* Required task: Replace "affiliation-line" with "affiliation-row" everywhere in the lines below, leaving everything else unchanged.

________________________

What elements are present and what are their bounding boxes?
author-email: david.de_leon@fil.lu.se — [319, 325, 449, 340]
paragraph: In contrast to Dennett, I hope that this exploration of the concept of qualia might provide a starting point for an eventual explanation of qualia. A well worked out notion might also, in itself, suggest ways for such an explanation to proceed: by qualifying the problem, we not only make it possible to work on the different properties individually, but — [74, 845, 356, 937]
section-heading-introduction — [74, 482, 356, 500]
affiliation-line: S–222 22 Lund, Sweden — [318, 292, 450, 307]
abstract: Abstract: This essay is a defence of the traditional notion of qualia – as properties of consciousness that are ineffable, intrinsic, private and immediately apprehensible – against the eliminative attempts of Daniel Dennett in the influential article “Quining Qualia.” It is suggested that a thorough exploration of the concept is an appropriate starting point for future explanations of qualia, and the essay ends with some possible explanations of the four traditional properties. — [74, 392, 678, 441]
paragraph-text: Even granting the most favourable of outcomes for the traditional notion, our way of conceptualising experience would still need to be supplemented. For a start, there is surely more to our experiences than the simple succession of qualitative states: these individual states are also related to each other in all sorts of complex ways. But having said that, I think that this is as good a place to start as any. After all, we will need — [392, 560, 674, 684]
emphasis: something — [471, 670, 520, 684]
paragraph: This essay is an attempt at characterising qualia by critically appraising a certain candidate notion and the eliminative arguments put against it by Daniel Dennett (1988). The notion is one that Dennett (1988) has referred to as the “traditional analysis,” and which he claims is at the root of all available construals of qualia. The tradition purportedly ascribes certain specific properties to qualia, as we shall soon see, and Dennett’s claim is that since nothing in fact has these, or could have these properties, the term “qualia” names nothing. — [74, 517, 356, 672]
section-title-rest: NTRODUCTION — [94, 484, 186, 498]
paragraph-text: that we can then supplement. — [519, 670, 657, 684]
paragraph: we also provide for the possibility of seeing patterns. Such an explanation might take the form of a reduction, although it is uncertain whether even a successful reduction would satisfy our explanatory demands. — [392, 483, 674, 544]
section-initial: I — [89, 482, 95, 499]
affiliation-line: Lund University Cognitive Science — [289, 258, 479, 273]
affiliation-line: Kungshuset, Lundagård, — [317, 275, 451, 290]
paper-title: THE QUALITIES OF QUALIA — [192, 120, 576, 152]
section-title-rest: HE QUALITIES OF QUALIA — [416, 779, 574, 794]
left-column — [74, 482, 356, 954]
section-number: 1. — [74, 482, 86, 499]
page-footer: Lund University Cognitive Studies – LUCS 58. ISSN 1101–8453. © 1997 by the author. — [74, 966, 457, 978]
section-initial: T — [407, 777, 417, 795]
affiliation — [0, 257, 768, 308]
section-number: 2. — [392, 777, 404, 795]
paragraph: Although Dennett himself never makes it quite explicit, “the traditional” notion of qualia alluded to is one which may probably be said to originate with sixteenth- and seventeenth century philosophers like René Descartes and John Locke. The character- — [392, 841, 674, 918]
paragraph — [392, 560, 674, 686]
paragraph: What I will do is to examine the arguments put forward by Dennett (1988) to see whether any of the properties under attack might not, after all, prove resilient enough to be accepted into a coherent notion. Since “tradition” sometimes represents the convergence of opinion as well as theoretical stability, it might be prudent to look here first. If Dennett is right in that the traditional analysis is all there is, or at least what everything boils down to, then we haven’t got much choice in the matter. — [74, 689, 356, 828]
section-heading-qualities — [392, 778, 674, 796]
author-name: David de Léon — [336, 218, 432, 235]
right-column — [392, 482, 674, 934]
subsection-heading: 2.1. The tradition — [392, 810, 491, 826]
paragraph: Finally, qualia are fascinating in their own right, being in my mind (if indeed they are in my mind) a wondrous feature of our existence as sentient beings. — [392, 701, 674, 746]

________________________

* Finished answer:
What elements are present and what are their bounding boxes?
author-email: david.de_leon@fil.lu.se — [319, 325, 449, 340]
paragraph: In contrast to Dennett, I hope that this exploration of the concept of qualia might provide a starting point for an eventual explanation of qualia. A well worked out notion might also, in itself, suggest ways for such an explanation to proceed: by qualifying the problem, we not only make it possible to work on the different properties individually, but — [74, 845, 356, 937]
section-heading-introduction — [74, 482, 356, 500]
affiliation-row: S–222 22 Lund, Sweden — [318, 292, 450, 307]
abstract: Abstract: This essay is a defence of the traditional notion of qualia – as properties of consciousness that are ineffable, intrinsic, private and immediately apprehensible – against the eliminative attempts of Daniel Dennett in the influential article “Quining Qualia.” It is suggested that a thorough exploration of the concept is an appropriate starting point for future explanations of qualia, and the essay ends with some possible explanations of the four traditional properties. — [74, 392, 678, 441]
paragraph-text: Even granting the most favourable of outcomes for the traditional notion, our way of conceptualising experience would still need to be supplemented. For a start, there is surely more to our experiences than the simple succession of qualitative states: these individual states are also related to each other in all sorts of complex ways. But having said that, I think that this is as good a place to start as any. After all, we will need — [392, 560, 674, 684]
emphasis: something — [471, 670, 520, 684]
paragraph: This essay is an attempt at characterising qualia by critically appraising a certain candidate notion and the eliminative arguments put against it by Daniel Dennett (1988). The notion is one that Dennett (1988) has referred to as the “traditional analysis,” and which he claims is at the root of all available construals of qualia. The tradition purportedly ascribes certain specific properties to qualia, as we shall soon see, and Dennett’s claim is that since nothing in fact has these, or could have these properties, the term “qualia” names nothing. — [74, 517, 356, 672]
section-title-rest: NTRODUCTION — [94, 484, 186, 498]
paragraph-text: that we can then supplement. — [519, 670, 657, 684]
paragraph: we also provide for the possibility of seeing patterns. Such an explanation might take the form of a reduction, although it is uncertain whether even a successful reduction would satisfy our explanatory demands. — [392, 483, 674, 544]
section-initial: I — [89, 482, 95, 499]
affiliation-row: Lund University Cognitive Science — [289, 258, 479, 273]
affiliation-row: Kungshuset, Lundagård, — [317, 275, 451, 290]
paper-title: THE QUALITIES OF QUALIA — [192, 120, 576, 152]
section-title-rest: HE QUALITIES OF QUALIA — [416, 779, 574, 794]
left-column — [74, 482, 356, 954]
section-number: 1. — [74, 482, 86, 499]
page-footer: Lund University Cognitive Studies – LUCS 58. ISSN 1101–8453. © 1997 by the author. — [74, 966, 457, 978]
section-initial: T — [407, 777, 417, 795]
affiliation — [0, 257, 768, 308]
section-number: 2. — [392, 777, 404, 795]
paragraph: Although Dennett himself never makes it quite explicit, “the traditional” notion of qualia alluded to is one which may probably be said to originate with sixteenth- and seventeenth century philosophers like René Descartes and John Locke. The character- — [392, 841, 674, 918]
paragraph — [392, 560, 674, 686]
paragraph: What I will do is to examine the arguments put forward by Dennett (1988) to see whether any of the properties under attack might not, after all, prove resilient enough to be accepted into a coherent notion. Since “tradition” sometimes represents the convergence of opinion as well as theoretical stability, it might be prudent to look here first. If Dennett is right in that the traditional analysis is all there is, or at least what everything boils down to, then we haven’t got much choice in the matter. — [74, 689, 356, 828]
section-heading-qualities — [392, 778, 674, 796]
author-name: David de Léon — [336, 218, 432, 235]
right-column — [392, 482, 674, 934]
subsection-heading: 2.1. The tradition — [392, 810, 491, 826]
paragraph: Finally, qualia are fascinating in their own right, being in my mind (if indeed they are in my mind) a wondrous feature of our existence as sentient beings. — [392, 701, 674, 746]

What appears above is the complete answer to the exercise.